TO BE DONE
Copy, from the entries below, each line in which the string "JSON" appears.

LISTED RECORDS
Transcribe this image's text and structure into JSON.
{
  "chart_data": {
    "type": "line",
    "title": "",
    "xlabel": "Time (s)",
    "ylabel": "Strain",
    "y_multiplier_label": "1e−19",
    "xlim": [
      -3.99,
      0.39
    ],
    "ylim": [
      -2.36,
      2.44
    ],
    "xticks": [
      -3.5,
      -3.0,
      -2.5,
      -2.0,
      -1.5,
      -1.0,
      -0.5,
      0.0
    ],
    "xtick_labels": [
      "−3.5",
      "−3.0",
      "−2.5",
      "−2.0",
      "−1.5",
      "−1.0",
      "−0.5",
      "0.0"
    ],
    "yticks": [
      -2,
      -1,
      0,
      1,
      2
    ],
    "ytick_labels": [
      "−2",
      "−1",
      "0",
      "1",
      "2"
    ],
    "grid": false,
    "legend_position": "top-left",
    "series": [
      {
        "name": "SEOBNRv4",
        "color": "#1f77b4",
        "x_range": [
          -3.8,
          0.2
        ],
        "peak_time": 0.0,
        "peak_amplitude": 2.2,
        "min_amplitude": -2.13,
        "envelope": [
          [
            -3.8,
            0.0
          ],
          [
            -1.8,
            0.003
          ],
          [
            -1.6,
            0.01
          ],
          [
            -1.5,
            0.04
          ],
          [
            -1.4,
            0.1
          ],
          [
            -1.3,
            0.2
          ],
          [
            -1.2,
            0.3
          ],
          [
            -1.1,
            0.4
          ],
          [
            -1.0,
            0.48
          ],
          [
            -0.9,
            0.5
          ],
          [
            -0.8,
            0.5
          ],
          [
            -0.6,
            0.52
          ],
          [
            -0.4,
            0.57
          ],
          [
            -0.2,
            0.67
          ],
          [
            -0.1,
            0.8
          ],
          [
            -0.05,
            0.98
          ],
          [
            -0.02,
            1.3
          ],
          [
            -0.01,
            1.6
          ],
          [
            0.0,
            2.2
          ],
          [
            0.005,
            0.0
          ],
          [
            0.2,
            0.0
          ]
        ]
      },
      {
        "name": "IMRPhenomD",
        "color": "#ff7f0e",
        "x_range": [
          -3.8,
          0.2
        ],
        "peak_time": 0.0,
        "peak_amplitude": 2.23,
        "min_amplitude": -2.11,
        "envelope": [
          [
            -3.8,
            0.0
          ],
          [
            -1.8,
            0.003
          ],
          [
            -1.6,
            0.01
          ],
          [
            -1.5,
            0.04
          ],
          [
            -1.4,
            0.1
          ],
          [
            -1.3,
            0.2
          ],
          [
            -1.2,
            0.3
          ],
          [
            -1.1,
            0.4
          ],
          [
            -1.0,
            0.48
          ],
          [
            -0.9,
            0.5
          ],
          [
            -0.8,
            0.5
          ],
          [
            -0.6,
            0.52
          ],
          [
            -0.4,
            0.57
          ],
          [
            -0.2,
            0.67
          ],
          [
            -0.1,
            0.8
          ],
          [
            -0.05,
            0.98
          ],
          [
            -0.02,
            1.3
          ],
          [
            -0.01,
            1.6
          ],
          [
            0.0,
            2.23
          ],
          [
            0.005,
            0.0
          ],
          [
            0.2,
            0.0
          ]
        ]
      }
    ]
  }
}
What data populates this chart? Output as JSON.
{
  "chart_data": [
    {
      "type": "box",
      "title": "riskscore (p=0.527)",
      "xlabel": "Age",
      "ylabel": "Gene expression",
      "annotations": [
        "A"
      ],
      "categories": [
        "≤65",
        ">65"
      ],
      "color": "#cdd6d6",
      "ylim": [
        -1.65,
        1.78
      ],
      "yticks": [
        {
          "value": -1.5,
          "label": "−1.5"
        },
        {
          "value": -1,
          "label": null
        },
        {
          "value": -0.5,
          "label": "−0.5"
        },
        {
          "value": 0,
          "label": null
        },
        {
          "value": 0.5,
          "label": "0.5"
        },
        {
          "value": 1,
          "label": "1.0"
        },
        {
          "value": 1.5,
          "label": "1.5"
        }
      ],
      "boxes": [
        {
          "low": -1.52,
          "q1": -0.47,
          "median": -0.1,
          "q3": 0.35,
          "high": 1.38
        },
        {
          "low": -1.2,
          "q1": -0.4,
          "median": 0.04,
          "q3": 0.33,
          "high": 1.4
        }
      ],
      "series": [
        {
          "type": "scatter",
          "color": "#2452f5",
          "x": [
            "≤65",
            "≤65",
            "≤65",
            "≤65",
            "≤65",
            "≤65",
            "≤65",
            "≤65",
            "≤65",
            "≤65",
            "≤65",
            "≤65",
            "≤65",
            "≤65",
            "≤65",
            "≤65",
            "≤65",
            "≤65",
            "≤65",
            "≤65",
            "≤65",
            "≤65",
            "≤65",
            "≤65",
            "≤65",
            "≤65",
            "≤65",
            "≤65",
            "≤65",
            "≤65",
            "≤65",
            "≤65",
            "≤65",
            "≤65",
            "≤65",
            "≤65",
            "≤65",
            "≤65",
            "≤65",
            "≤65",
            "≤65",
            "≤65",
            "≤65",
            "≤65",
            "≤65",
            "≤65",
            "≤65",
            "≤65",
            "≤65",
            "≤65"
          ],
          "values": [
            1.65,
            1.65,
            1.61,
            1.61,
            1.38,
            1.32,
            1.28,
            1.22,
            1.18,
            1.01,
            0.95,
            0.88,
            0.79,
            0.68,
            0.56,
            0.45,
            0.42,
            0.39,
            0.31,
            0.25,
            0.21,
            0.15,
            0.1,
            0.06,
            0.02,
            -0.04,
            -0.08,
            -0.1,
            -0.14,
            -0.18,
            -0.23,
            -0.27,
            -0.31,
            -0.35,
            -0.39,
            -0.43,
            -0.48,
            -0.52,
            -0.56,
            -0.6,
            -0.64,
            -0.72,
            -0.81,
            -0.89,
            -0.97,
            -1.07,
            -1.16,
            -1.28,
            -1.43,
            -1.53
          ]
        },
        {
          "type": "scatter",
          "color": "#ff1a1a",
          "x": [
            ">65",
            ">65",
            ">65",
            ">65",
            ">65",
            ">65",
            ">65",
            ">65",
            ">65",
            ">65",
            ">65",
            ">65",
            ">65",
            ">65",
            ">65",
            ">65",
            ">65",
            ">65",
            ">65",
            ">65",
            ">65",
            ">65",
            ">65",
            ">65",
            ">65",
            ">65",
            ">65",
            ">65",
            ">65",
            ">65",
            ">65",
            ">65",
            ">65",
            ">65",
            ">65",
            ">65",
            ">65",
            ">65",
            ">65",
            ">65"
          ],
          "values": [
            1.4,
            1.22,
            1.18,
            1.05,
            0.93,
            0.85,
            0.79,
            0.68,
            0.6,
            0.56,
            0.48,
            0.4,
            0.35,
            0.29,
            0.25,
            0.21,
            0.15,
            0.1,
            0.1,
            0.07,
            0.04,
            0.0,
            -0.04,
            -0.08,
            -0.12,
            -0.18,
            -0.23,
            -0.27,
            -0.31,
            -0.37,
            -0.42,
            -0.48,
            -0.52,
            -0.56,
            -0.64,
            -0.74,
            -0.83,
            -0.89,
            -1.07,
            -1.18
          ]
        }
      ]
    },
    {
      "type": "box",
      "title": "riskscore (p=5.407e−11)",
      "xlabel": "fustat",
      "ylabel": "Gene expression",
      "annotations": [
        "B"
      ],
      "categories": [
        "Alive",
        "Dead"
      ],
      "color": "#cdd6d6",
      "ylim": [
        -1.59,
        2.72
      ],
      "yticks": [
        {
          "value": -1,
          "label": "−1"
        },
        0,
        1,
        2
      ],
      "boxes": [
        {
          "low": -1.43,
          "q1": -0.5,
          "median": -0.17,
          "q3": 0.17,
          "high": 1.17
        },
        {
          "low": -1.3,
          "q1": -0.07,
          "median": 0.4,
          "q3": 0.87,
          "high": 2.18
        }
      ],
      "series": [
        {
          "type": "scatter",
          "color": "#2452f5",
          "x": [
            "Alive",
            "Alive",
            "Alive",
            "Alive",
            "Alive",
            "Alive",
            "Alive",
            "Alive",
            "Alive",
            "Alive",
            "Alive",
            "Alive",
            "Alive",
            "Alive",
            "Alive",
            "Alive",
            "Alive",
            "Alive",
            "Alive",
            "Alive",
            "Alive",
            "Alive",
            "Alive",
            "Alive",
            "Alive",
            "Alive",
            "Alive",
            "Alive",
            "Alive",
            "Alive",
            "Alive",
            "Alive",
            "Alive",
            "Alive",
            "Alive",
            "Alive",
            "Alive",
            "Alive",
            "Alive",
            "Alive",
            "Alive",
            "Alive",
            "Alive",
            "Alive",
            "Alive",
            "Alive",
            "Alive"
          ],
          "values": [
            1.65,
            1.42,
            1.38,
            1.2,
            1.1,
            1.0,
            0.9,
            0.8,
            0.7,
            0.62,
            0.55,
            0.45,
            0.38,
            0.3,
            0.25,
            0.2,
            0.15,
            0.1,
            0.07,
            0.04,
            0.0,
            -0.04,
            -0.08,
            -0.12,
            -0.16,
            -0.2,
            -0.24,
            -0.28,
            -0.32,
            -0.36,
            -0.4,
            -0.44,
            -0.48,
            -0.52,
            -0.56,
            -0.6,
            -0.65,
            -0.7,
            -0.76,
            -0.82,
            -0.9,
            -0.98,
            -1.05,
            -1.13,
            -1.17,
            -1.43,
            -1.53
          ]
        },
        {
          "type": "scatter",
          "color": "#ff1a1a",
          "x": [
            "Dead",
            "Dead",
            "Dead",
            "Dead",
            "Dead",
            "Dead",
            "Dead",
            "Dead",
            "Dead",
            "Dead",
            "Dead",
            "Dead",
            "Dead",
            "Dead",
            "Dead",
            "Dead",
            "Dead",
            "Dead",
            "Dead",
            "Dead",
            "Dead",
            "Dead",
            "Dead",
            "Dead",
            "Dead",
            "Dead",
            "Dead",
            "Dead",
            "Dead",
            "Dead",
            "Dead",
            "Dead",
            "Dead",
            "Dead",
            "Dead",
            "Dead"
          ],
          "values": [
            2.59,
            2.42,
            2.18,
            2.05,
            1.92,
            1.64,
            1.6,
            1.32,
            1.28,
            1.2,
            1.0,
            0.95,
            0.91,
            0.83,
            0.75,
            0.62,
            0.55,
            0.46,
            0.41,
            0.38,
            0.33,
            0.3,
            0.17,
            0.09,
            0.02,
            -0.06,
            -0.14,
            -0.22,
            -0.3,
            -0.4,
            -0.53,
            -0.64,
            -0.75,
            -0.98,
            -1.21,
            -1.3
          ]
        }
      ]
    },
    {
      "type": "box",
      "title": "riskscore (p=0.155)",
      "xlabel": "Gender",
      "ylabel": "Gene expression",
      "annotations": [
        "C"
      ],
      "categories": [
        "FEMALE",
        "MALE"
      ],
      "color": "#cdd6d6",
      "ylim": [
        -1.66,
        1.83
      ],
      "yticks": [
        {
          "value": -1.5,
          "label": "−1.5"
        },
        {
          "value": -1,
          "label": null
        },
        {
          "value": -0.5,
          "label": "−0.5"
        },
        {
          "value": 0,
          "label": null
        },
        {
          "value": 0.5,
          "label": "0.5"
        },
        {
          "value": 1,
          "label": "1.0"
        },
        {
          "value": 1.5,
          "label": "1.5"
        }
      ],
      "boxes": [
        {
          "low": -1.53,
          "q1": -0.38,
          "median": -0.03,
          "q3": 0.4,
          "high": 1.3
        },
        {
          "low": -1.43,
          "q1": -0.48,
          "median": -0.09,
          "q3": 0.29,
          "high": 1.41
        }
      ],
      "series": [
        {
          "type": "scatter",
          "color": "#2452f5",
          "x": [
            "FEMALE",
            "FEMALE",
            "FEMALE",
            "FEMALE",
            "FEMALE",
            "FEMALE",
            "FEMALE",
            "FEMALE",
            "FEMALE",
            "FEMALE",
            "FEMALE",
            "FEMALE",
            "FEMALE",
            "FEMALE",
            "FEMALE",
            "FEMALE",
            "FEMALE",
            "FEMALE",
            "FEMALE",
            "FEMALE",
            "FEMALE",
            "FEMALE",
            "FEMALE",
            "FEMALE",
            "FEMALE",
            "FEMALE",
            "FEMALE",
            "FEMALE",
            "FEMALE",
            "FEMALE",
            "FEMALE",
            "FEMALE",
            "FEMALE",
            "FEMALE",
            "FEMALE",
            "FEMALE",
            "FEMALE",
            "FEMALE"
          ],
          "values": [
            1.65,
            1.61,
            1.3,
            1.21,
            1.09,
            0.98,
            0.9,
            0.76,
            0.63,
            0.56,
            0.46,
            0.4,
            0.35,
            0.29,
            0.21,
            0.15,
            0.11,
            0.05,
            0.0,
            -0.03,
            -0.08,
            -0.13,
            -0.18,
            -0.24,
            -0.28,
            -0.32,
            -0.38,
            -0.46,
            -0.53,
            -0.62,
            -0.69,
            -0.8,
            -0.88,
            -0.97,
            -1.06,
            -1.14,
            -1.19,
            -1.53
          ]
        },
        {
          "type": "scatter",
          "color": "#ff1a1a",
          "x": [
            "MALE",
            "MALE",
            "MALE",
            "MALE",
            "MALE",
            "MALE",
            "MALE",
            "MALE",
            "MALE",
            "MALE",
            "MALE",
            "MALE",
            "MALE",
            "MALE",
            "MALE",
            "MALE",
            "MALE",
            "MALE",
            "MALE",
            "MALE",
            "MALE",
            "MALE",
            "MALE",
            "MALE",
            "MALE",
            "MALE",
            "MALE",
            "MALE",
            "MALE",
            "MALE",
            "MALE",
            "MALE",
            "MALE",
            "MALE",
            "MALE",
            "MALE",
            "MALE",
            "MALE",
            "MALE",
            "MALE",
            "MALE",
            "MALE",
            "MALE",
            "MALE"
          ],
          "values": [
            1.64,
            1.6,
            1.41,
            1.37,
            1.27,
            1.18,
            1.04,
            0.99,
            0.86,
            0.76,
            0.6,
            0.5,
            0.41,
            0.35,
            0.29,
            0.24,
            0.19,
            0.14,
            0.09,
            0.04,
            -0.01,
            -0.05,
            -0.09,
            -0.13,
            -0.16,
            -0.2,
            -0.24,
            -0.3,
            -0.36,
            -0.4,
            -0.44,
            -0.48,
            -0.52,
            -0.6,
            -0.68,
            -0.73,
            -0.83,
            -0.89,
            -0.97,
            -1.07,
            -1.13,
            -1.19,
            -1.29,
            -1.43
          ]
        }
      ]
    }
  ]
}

RIGHT ANSWER
Transcribe this image's text and structure into JSON.
What data populates this chart? Output as JSON.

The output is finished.